Records contained in a dataset:
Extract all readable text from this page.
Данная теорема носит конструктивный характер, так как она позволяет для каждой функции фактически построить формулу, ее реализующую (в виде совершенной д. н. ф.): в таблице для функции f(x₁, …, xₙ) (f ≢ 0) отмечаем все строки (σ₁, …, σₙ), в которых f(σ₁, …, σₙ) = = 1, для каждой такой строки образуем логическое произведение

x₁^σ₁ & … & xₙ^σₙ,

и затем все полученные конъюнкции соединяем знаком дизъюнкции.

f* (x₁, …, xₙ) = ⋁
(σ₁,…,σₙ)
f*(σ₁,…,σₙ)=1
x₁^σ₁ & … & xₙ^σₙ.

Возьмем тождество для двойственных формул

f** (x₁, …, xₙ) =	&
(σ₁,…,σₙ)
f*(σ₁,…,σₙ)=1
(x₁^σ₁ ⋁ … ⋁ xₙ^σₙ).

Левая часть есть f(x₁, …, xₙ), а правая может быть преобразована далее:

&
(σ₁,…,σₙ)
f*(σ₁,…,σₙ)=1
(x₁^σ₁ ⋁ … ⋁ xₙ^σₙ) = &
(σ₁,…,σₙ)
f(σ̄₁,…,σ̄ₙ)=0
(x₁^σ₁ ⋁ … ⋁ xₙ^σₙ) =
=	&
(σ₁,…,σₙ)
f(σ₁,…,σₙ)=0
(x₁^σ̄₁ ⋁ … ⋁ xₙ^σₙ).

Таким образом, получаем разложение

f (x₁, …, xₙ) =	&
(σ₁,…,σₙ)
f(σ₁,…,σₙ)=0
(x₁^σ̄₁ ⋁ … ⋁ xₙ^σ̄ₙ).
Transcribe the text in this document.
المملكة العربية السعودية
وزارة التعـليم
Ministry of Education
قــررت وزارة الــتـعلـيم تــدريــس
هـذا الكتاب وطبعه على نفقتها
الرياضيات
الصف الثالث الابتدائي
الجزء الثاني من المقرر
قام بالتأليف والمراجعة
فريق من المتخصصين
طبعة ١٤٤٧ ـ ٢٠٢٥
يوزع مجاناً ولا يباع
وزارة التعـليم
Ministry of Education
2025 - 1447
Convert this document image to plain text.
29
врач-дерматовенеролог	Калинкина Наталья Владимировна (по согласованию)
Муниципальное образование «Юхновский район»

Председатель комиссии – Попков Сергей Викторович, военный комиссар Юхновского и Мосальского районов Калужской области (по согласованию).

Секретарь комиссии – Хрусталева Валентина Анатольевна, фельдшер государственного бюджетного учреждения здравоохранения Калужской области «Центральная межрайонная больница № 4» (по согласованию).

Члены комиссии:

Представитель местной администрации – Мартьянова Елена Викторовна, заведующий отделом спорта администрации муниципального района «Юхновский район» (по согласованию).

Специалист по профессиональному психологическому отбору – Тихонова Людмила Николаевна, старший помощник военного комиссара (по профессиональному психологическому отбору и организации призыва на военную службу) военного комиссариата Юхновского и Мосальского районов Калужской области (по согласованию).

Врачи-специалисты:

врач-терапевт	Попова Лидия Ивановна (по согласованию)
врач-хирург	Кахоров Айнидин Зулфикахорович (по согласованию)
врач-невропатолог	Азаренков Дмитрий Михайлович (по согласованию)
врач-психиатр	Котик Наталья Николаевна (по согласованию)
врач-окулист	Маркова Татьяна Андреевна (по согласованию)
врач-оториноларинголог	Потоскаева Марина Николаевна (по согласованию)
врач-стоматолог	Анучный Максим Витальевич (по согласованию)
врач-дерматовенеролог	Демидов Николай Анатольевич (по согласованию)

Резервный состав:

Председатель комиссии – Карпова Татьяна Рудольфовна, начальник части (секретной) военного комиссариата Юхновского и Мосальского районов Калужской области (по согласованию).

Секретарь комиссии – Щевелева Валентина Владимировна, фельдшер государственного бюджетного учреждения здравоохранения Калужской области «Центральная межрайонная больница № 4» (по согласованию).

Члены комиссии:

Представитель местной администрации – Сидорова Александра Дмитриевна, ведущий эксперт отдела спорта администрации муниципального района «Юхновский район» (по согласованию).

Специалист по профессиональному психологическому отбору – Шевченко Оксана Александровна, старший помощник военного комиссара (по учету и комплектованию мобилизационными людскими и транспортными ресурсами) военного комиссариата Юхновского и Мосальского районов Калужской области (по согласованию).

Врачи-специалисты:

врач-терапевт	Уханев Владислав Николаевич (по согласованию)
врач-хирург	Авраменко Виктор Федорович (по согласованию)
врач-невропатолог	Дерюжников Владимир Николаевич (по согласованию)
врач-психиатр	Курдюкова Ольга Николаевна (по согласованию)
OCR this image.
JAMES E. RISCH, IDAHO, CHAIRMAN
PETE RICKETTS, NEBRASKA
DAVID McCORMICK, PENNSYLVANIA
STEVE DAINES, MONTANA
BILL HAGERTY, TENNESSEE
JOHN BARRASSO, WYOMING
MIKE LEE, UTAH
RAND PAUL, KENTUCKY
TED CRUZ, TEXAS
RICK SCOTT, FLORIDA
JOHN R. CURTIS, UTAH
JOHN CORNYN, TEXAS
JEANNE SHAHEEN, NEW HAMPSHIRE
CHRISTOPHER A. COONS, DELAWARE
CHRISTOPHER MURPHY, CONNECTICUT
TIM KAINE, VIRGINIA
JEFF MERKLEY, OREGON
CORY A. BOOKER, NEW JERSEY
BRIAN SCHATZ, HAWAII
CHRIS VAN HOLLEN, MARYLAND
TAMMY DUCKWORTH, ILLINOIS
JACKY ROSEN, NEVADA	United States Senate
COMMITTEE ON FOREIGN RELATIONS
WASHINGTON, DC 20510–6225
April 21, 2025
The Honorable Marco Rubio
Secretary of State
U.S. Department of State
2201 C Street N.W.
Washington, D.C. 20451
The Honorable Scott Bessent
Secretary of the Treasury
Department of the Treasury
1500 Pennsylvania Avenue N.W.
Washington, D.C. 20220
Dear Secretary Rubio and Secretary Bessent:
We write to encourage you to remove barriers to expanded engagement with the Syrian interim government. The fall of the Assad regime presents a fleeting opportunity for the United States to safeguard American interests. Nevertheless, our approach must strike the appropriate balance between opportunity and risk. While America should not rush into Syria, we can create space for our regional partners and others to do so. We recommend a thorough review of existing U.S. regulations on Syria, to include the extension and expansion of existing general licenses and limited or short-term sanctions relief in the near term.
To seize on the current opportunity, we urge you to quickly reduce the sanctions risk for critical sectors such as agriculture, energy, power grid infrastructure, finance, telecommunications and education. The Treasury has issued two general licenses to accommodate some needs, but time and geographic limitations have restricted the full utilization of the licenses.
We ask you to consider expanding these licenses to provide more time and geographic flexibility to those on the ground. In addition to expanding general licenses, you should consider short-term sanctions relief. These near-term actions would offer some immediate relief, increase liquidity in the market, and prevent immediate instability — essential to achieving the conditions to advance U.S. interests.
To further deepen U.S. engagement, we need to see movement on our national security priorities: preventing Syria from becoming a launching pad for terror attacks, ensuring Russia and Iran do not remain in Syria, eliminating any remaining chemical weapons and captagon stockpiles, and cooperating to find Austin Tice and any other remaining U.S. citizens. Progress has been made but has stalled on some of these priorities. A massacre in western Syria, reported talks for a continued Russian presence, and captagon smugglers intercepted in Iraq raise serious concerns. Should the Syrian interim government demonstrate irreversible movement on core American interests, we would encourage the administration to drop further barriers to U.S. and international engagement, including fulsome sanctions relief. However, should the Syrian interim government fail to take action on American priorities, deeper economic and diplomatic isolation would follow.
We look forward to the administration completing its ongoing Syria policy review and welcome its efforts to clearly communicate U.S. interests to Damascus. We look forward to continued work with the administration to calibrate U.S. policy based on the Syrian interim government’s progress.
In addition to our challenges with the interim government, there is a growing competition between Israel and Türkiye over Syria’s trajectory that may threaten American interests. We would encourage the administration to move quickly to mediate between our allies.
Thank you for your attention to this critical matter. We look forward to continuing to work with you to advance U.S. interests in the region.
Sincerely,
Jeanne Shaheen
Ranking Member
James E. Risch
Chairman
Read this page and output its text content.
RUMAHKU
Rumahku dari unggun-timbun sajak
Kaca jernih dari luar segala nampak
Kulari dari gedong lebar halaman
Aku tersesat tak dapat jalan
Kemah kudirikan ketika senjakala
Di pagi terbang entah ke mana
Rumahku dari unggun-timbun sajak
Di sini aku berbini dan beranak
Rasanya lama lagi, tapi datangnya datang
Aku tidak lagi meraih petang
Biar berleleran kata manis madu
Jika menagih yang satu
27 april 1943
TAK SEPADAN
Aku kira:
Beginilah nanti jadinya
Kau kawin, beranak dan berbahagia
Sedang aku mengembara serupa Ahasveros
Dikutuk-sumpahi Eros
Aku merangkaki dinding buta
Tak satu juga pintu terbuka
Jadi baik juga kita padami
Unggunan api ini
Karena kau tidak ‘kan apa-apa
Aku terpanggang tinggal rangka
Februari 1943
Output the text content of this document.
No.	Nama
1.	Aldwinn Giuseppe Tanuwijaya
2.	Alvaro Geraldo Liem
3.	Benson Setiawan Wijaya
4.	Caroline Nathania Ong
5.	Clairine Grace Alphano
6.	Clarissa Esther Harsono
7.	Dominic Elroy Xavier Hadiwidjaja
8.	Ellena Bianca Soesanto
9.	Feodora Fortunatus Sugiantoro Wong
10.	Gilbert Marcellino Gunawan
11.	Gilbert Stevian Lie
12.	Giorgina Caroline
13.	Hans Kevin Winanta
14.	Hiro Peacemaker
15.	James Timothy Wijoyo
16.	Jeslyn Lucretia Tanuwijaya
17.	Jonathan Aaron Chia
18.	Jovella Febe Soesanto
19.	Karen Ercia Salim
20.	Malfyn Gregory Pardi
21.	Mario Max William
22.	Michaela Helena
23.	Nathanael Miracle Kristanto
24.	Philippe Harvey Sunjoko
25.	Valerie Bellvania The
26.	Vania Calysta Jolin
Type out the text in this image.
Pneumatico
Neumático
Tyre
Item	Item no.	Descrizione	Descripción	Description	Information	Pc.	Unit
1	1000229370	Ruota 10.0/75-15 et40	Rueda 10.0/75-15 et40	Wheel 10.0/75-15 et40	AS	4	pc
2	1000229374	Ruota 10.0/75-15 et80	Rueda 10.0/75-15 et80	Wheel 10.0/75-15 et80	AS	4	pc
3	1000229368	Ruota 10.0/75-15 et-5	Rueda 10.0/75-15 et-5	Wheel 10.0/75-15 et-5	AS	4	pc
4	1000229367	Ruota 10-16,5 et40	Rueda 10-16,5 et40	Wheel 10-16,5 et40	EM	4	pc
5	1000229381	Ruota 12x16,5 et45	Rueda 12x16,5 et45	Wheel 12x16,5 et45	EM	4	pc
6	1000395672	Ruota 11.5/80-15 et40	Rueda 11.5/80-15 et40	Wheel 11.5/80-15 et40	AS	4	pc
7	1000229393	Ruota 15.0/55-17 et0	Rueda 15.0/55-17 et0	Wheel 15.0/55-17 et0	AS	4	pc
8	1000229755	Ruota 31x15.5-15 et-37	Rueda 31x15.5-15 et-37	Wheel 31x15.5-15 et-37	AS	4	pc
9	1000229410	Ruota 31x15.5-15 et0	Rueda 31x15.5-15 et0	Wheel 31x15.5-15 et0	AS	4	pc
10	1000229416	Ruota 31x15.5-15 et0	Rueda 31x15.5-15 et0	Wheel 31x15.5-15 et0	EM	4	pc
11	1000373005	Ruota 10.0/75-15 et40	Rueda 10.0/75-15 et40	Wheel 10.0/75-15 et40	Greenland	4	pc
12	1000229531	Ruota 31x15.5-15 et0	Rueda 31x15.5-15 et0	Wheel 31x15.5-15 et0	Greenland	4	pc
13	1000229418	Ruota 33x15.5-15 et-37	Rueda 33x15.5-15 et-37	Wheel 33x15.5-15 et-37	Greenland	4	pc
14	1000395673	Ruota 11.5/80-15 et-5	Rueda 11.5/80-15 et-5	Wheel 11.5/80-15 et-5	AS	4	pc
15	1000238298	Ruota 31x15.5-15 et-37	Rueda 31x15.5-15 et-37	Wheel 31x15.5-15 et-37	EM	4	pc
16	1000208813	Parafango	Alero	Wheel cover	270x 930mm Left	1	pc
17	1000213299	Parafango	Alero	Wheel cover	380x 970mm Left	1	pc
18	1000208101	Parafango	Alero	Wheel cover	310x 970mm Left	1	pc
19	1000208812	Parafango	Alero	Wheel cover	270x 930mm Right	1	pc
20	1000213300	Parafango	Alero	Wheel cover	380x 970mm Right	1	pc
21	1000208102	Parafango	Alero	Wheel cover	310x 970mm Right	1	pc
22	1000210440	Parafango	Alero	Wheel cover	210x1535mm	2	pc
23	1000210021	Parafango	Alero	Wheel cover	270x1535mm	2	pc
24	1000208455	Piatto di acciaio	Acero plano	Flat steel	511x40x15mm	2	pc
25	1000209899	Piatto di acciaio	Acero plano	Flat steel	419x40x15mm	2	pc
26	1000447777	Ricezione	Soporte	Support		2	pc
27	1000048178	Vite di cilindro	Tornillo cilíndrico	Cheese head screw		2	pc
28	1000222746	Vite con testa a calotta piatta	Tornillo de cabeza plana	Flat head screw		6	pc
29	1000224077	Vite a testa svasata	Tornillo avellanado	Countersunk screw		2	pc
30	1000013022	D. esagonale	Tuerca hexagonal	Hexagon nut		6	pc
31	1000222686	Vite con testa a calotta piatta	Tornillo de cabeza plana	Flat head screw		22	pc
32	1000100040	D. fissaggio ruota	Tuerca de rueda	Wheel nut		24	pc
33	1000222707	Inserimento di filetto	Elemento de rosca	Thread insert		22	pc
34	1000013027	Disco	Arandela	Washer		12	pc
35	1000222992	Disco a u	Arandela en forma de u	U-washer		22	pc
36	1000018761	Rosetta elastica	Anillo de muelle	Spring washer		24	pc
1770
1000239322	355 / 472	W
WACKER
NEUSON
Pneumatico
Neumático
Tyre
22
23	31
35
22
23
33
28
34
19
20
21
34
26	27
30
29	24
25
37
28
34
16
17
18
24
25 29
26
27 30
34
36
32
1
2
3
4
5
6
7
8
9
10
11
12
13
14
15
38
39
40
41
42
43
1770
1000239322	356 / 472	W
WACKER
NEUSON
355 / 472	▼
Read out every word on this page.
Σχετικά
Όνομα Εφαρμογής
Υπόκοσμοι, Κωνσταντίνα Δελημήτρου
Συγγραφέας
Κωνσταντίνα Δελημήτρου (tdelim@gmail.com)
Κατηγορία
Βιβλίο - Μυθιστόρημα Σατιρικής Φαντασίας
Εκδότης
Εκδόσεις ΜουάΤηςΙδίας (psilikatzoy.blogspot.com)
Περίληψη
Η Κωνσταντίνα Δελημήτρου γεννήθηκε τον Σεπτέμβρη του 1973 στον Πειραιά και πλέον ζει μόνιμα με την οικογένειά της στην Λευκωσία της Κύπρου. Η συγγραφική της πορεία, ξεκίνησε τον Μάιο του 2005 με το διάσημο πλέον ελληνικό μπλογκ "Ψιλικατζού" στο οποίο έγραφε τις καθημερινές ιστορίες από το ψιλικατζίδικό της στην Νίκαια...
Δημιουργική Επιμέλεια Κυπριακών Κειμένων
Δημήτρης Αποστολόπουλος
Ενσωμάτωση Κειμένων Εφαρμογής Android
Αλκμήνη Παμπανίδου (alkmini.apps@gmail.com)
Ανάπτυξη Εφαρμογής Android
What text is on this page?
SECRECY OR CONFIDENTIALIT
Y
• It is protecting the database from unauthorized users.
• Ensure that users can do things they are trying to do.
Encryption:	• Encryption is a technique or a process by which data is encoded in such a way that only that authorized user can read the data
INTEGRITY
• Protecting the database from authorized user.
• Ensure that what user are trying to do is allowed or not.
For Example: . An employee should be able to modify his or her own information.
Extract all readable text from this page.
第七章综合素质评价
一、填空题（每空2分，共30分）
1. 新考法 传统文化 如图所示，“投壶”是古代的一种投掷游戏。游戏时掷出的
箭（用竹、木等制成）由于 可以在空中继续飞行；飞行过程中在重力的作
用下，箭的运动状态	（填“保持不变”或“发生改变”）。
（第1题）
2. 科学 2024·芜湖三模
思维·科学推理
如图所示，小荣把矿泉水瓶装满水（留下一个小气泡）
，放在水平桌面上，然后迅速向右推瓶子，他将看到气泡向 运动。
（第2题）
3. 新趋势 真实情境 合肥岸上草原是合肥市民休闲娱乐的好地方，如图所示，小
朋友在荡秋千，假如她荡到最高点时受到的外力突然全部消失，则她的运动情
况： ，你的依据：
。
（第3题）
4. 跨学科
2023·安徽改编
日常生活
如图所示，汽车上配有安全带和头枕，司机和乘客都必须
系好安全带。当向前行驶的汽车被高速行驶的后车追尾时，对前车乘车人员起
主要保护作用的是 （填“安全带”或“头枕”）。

:: STATED GOAL ::
Only the number is needed here: how many lines of the records contain "engagement"?

:: RESULT BELOW ::
2